===== The data =====
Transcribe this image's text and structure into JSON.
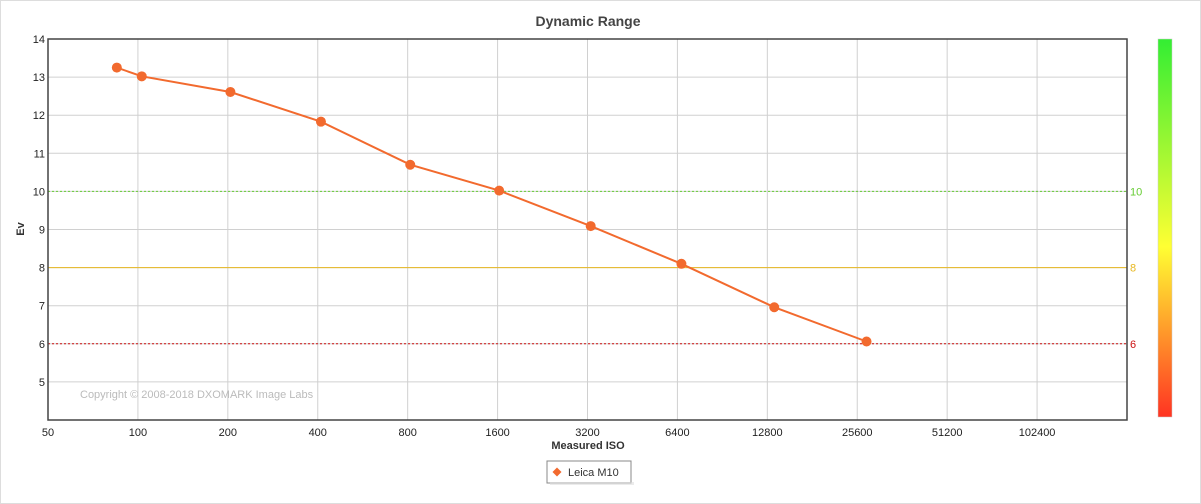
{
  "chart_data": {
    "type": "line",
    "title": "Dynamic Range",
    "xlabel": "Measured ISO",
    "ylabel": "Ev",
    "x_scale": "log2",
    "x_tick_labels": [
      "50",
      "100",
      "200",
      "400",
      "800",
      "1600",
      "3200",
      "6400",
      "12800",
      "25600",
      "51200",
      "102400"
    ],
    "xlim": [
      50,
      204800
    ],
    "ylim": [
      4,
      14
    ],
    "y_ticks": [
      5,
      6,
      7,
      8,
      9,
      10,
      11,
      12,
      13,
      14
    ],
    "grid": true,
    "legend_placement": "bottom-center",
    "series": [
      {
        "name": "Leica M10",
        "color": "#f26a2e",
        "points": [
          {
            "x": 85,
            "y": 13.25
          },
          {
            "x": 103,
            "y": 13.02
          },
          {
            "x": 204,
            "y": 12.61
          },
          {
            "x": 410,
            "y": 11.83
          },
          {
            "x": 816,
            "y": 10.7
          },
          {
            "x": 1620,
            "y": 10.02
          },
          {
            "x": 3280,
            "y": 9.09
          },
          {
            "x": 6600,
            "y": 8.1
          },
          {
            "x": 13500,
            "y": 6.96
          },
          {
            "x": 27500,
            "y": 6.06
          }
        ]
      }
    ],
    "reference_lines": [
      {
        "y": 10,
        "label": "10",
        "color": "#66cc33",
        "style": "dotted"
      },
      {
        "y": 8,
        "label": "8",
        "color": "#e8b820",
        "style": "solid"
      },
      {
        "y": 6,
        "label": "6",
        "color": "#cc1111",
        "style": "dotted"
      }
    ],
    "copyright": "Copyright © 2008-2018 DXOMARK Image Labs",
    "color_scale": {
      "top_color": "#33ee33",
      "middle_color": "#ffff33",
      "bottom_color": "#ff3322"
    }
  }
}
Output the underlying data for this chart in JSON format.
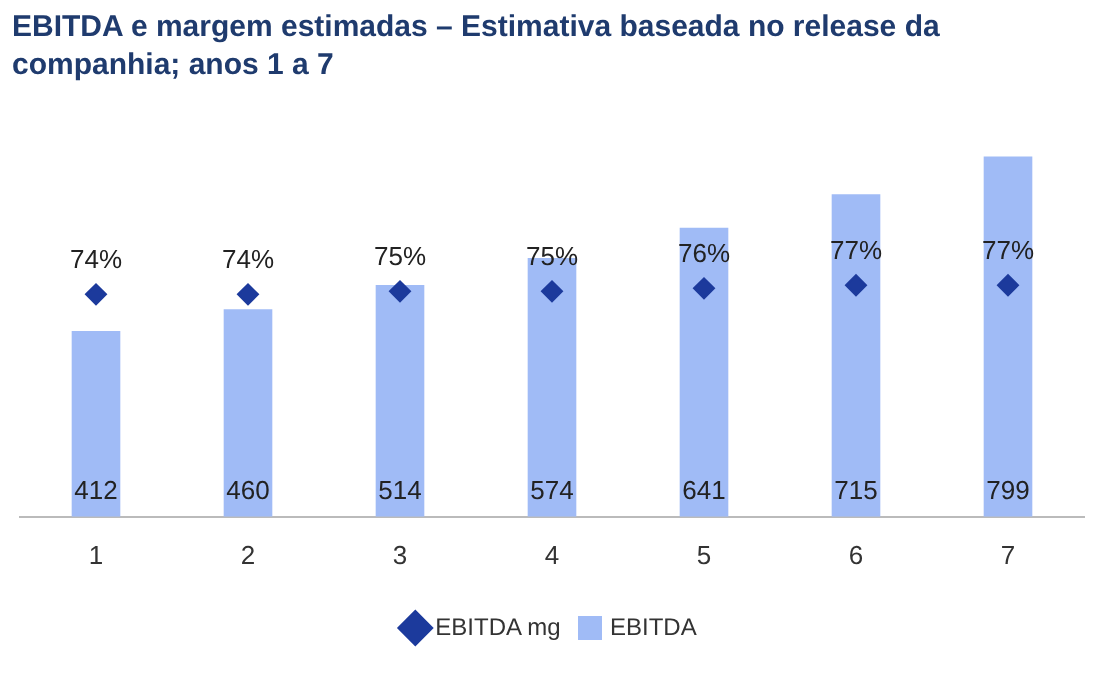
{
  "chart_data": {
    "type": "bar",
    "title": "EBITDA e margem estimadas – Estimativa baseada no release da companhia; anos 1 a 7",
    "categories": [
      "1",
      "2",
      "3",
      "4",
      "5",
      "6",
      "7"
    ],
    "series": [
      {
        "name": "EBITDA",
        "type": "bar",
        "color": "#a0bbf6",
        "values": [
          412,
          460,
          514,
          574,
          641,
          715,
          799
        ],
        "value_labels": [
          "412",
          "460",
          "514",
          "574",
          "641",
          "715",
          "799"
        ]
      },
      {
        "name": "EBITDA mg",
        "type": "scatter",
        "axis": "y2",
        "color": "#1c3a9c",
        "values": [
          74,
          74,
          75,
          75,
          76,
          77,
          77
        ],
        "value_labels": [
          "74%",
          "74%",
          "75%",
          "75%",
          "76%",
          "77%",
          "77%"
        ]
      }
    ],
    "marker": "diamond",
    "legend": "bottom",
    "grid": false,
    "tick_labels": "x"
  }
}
=====
● **Goal**:
Leave every image out, and retype the material exactly.

● **Response to the exercise**:
Transcribe this image's text and structure into JSON.
{
  "chart_data": {
    "type": "line",
    "title": "Dynamic Range",
    "xlabel": "Measured ISO",
    "ylabel": "Ev",
    "x_scale": "log2",
    "x_tick_labels": [
      "50",
      "100",
      "200",
      "400",
      "800",
      "1600",
      "3200",
      "6400",
      "12800",
      "25600",
      "51200",
      "102400"
    ],
    "xlim": [
      50,
      204800
    ],
    "ylim": [
      4,
      14
    ],
    "y_ticks": [
      5,
      6,
      7,
      8,
      9,
      10,
      11,
      12,
      13,
      14
    ],
    "grid": true,
    "legend_placement": "bottom-center",
    "series": [
      {
        "name": "Leica M10",
        "color": "#f26a2e",
        "points": [
          {
            "x": 85,
            "y": 13.25
          },
          {
            "x": 103,
            "y": 13.02
          },
          {
            "x": 204,
            "y": 12.61
          },
          {
            "x": 410,
            "y": 11.83
          },
          {
            "x": 816,
            "y": 10.7
          },
          {
            "x": 1620,
            "y": 10.02
          },
          {
            "x": 3280,
            "y": 9.09
          },
          {
            "x": 6600,
            "y": 8.1
          },
          {
            "x": 13500,
            "y": 6.96
          },
          {
            "x": 27500,
            "y": 6.06
          }
        ]
      }
    ],
    "reference_lines": [
      {
        "y": 10,
        "label": "10",
        "color": "#66cc33",
        "style": "dotted"
      },
      {
        "y": 8,
        "label": "8",
        "color": "#e8b820",
        "style": "solid"
      },
      {
        "y": 6,
        "label": "6",
        "color": "#cc1111",
        "style": "dotted"
      }
    ],
    "copyright": "Copyright © 2008-2018 DXOMARK Image Labs",
    "color_scale": {
      "top_color": "#33ee33",
      "middle_color": "#ffff33",
      "bottom_color": "#ff3322"
    }
  }
}
Output the underlying data for this chart in JSON format.
{
  "chart_data": {
    "type": "bar",
    "title": "EBITDA e margem estimadas – Estimativa baseada no release da companhia; anos 1 a 7",
    "categories": [
      "1",
      "2",
      "3",
      "4",
      "5",
      "6",
      "7"
    ],
    "series": [
      {
        "name": "EBITDA",
        "type": "bar",
        "color": "#a0bbf6",
        "values": [
          412,
          460,
          514,
          574,
          641,
          715,
          799
        ],
        "value_labels": [
          "412",
          "460",
          "514",
          "574",
          "641",
          "715",
          "799"
        ]
      },
      {
        "name": "EBITDA mg",
        "type": "scatter",
        "axis": "y2",
        "color": "#1c3a9c",
        "values": [
          74,
          74,
          75,
          75,
          76,
          77,
          77
        ],
        "value_labels": [
          "74%",
          "74%",
          "75%",
          "75%",
          "76%",
          "77%",
          "77%"
        ]
      }
    ],
    "marker": "diamond",
    "legend": "bottom",
    "grid": false,
    "tick_labels": "x"
  }
}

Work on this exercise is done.